- _EXERCISE_
Copy each line where the word "this" occurs.

=== ENTRIES SHOWN ===

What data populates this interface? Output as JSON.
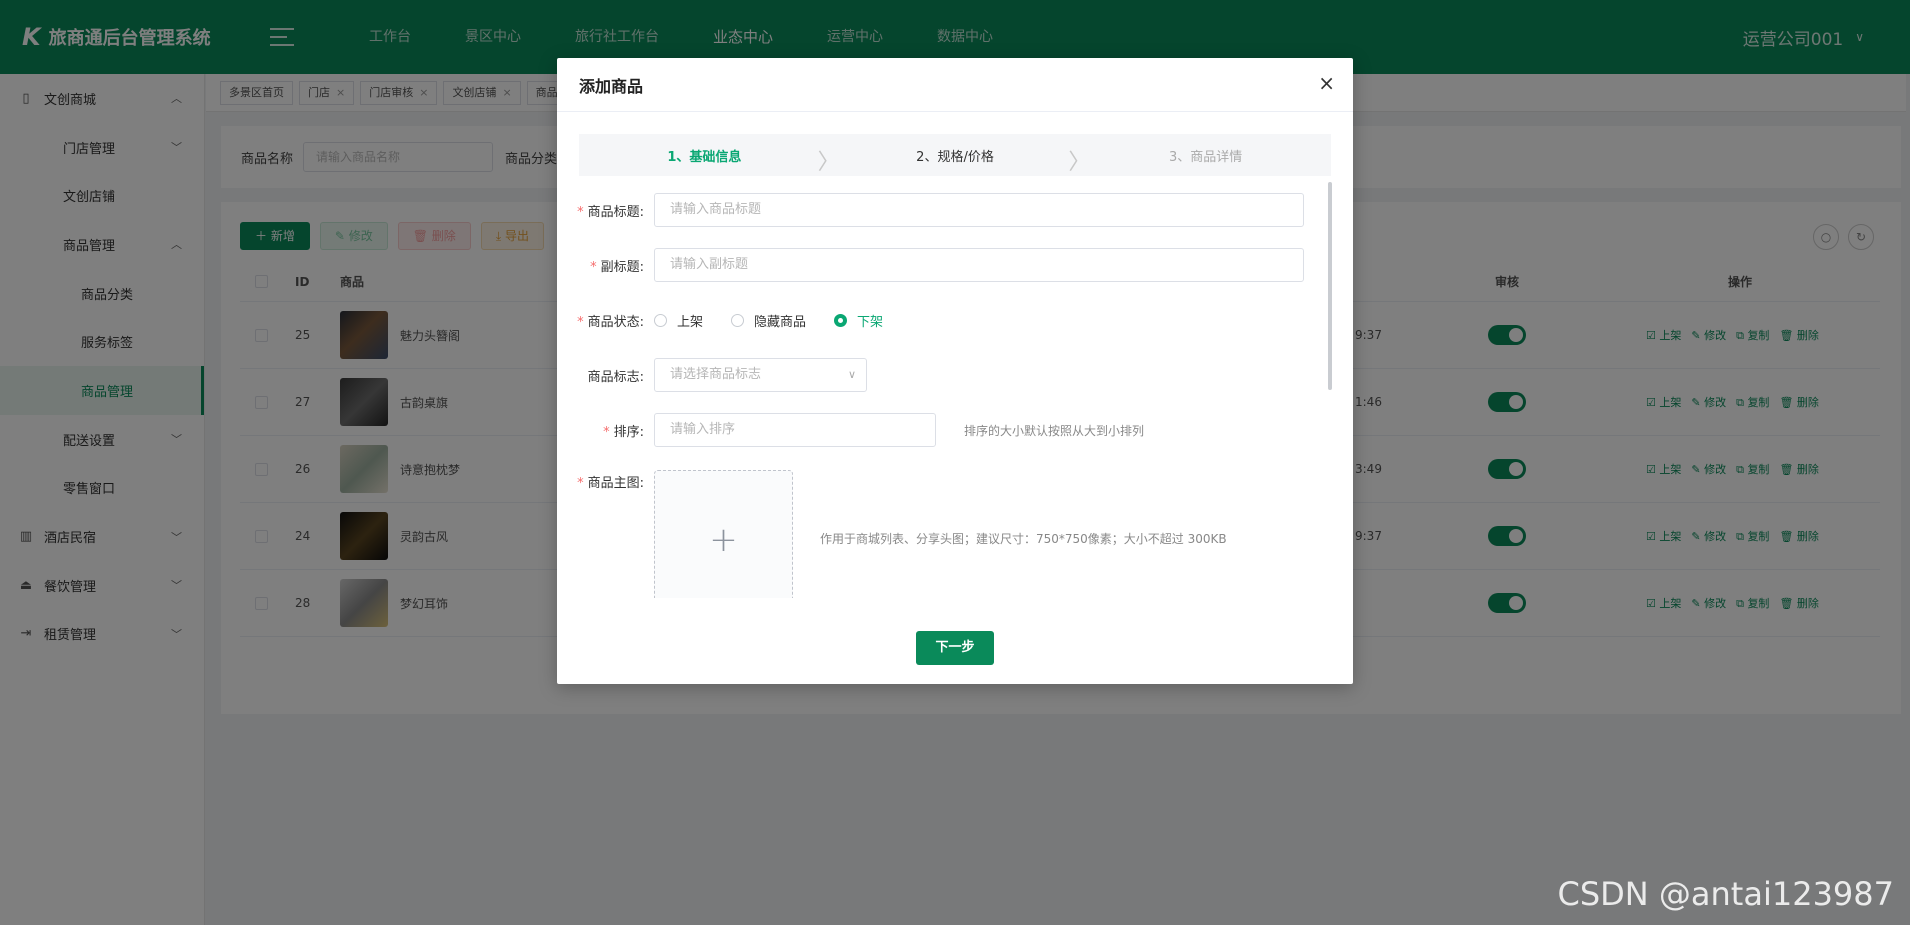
{
  "app": {
    "title": "旅商通后台管理系统",
    "logo_glyph": "K"
  },
  "top_nav": [
    {
      "label": "工作台"
    },
    {
      "label": "景区中心"
    },
    {
      "label": "旅行社工作台"
    },
    {
      "label": "业态中心"
    },
    {
      "label": "运营中心"
    },
    {
      "label": "数据中心"
    }
  ],
  "user": {
    "name": "运营公司001"
  },
  "sidebar": {
    "items": [
      {
        "label": "文创商城",
        "icon": "book-icon"
      },
      {
        "label": "门店管理"
      },
      {
        "label": "文创店铺"
      },
      {
        "label": "商品管理"
      },
      {
        "label": "商品分类"
      },
      {
        "label": "服务标签"
      },
      {
        "label": "商品管理"
      },
      {
        "label": "配送设置"
      },
      {
        "label": "零售窗口"
      },
      {
        "label": "酒店民宿",
        "icon": "building-icon"
      },
      {
        "label": "餐饮管理",
        "icon": "dish-icon"
      },
      {
        "label": "租赁管理",
        "icon": "exit-icon"
      }
    ]
  },
  "page_tabs": [
    "多景区首页",
    "门店",
    "门店审核",
    "文创店铺",
    "商品"
  ],
  "search": {
    "name_label": "商品名称",
    "name_placeholder": "请输入商品名称",
    "category_label": "商品分类"
  },
  "toolbar": {
    "add": "新增",
    "edit": "修改",
    "delete": "删除",
    "export": "导出"
  },
  "table": {
    "headers": {
      "id": "ID",
      "product": "商品",
      "audit": "审核",
      "ops": "操作"
    },
    "rows": [
      {
        "id": "25",
        "name": "魅力头簪阁",
        "time": "9:37"
      },
      {
        "id": "27",
        "name": "古韵桌旗",
        "time": "1:46"
      },
      {
        "id": "26",
        "name": "诗意抱枕梦",
        "time": "3:49"
      },
      {
        "id": "24",
        "name": "灵韵古风",
        "time": "9:37"
      },
      {
        "id": "28",
        "name": "梦幻耳饰",
        "time": ""
      }
    ],
    "ops": {
      "up": "上架",
      "edit": "修改",
      "copy": "复制",
      "delete": "删除"
    }
  },
  "dialog": {
    "title": "添加商品",
    "close": "×",
    "steps": [
      "1、基础信息",
      "2、规格/价格",
      "3、商品详情"
    ],
    "fields": {
      "title_label": "商品标题:",
      "title_placeholder": "请输入商品标题",
      "subtitle_label": "副标题:",
      "subtitle_placeholder": "请输入副标题",
      "status_label": "商品状态:",
      "status_options": [
        "上架",
        "隐藏商品",
        "下架"
      ],
      "status_selected": "下架",
      "flag_label": "商品标志:",
      "flag_placeholder": "请选择商品标志",
      "sort_label": "排序:",
      "sort_placeholder": "请输入排序",
      "sort_hint": "排序的大小默认按照从大到小排列",
      "image_label": "商品主图:",
      "image_hint": "作用于商城列表、分享头图；建议尺寸：750*750像素；大小不超过 300KB"
    },
    "next_button": "下一步"
  },
  "watermark": "CSDN @antai123987",
  "colors": {
    "primary": "#0a8a5a",
    "active_step": "#0aa773",
    "required": "#f56c6c"
  }
}
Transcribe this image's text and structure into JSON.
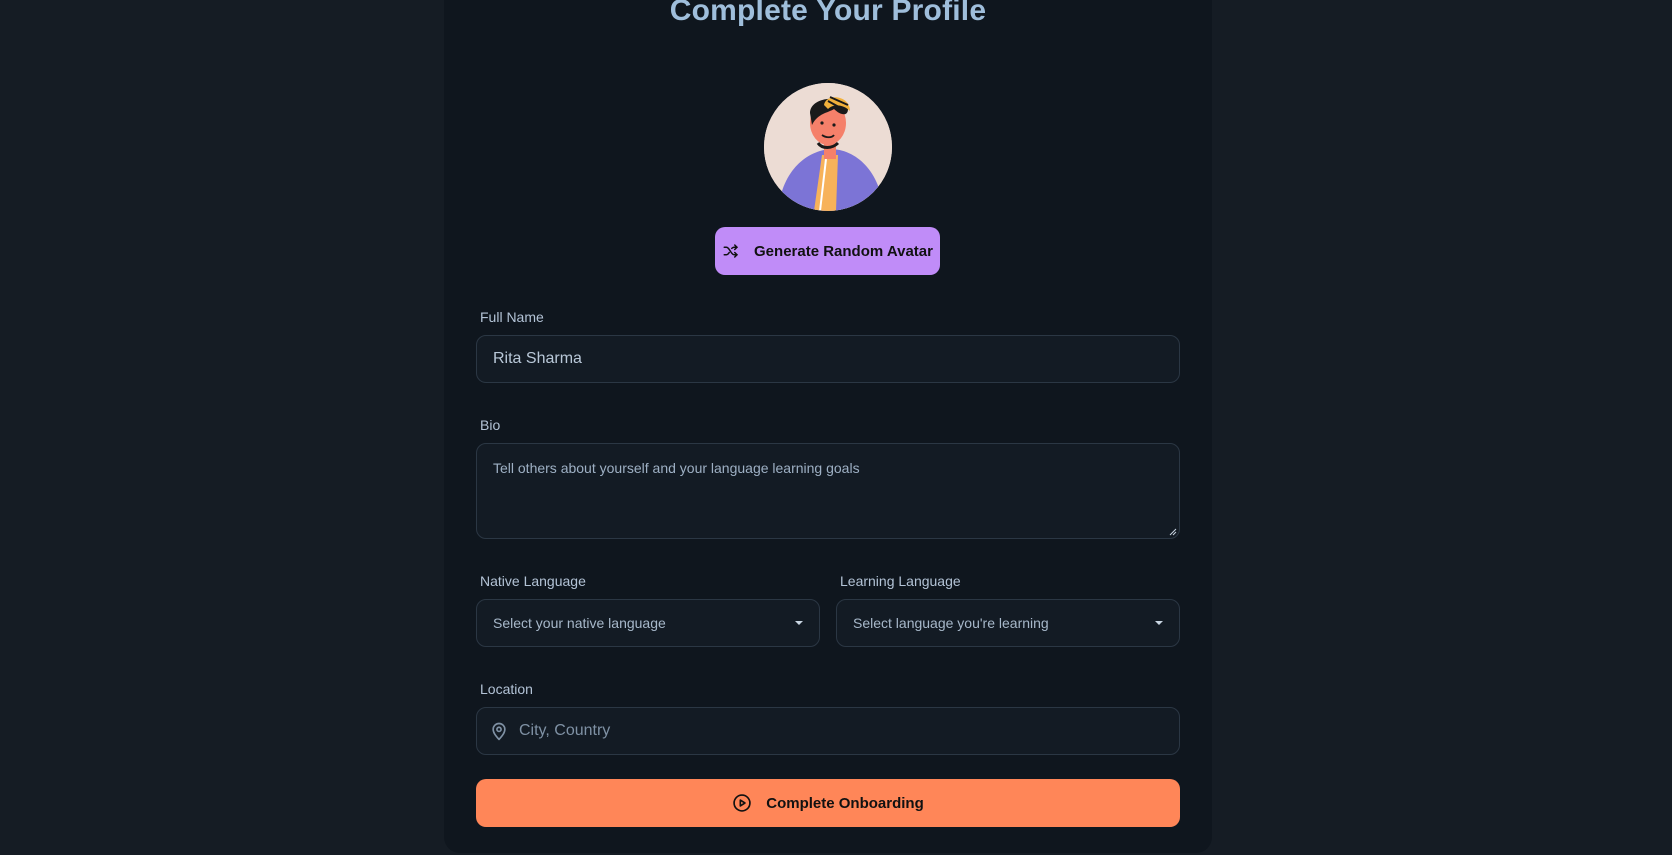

===

- _REPLY TO THE TASK_
What data populates this interface? Output as JSON.
Transcribe this image's text and structure into JSON.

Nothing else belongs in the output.